• **Labeled region entries**:
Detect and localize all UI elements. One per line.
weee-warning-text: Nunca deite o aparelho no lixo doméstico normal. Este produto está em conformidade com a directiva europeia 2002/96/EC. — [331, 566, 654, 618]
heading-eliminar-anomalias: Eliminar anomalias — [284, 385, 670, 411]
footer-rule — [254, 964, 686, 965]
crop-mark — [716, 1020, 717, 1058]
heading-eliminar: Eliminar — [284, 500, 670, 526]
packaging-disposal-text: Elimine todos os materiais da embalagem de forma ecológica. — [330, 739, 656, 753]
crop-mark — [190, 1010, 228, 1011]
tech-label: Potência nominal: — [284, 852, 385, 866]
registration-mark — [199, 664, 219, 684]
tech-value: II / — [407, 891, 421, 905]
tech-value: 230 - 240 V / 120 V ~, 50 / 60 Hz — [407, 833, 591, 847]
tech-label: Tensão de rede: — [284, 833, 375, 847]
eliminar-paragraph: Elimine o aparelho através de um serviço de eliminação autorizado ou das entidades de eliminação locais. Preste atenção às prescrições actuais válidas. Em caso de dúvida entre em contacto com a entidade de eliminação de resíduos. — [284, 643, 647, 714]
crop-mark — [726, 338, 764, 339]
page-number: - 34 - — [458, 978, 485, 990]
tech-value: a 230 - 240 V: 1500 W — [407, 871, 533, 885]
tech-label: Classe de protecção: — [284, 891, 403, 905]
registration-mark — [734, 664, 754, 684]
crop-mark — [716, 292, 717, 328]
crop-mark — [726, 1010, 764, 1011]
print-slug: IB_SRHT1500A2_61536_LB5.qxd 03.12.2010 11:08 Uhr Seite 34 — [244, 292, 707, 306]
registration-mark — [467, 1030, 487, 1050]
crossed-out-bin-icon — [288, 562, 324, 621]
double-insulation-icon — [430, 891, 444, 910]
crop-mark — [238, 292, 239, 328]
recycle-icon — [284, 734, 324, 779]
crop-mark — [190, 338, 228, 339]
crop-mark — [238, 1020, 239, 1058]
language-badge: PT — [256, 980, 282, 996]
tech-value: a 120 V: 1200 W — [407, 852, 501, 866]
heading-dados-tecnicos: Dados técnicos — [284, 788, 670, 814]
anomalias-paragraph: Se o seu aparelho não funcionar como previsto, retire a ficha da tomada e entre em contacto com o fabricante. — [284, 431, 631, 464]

• **PROBLEM TO SOLVE**:
Edit the material by replacing every "crop-mark" with "trim-mark" and leaving everything else as it is.

• **ANSWER TO THIS TASK**:
Detect and localize all UI elements. One per line.
weee-warning-text: Nunca deite o aparelho no lixo doméstico normal. Este produto está em conformidade com a directiva europeia 2002/96/EC. — [331, 566, 654, 618]
heading-eliminar-anomalias: Eliminar anomalias — [284, 385, 670, 411]
footer-rule — [254, 964, 686, 965]
trim-mark — [716, 1020, 717, 1058]
heading-eliminar: Eliminar — [284, 500, 670, 526]
packaging-disposal-text: Elimine todos os materiais da embalagem de forma ecológica. — [330, 739, 656, 753]
trim-mark — [190, 1010, 228, 1011]
tech-label: Potência nominal: — [284, 852, 385, 866]
registration-mark — [199, 664, 219, 684]
tech-value: II / — [407, 891, 421, 905]
tech-value: 230 - 240 V / 120 V ~, 50 / 60 Hz — [407, 833, 591, 847]
tech-label: Tensão de rede: — [284, 833, 375, 847]
eliminar-paragraph: Elimine o aparelho através de um serviço de eliminação autorizado ou das entidades de eliminação locais. Preste atenção às prescrições actuais válidas. Em caso de dúvida entre em contacto com a entidade de eliminação de resíduos. — [284, 643, 647, 714]
trim-mark — [726, 338, 764, 339]
page-number: - 34 - — [458, 978, 485, 990]
tech-value: a 230 - 240 V: 1500 W — [407, 871, 533, 885]
tech-label: Classe de protecção: — [284, 891, 403, 905]
registration-mark — [734, 664, 754, 684]
trim-mark — [716, 292, 717, 328]
trim-mark — [726, 1010, 764, 1011]
print-slug: IB_SRHT1500A2_61536_LB5.qxd 03.12.2010 11:08 Uhr Seite 34 — [244, 292, 707, 306]
registration-mark — [467, 1030, 487, 1050]
crossed-out-bin-icon — [288, 562, 324, 621]
double-insulation-icon — [430, 891, 444, 910]
trim-mark — [238, 292, 239, 328]
recycle-icon — [284, 734, 324, 779]
trim-mark — [190, 338, 228, 339]
trim-mark — [238, 1020, 239, 1058]
language-badge: PT — [256, 980, 282, 996]
tech-value: a 120 V: 1200 W — [407, 852, 501, 866]
heading-dados-tecnicos: Dados técnicos — [284, 788, 670, 814]
anomalias-paragraph: Se o seu aparelho não funcionar como previsto, retire a ficha da tomada e entre em contacto com o fabricante. — [284, 431, 631, 464]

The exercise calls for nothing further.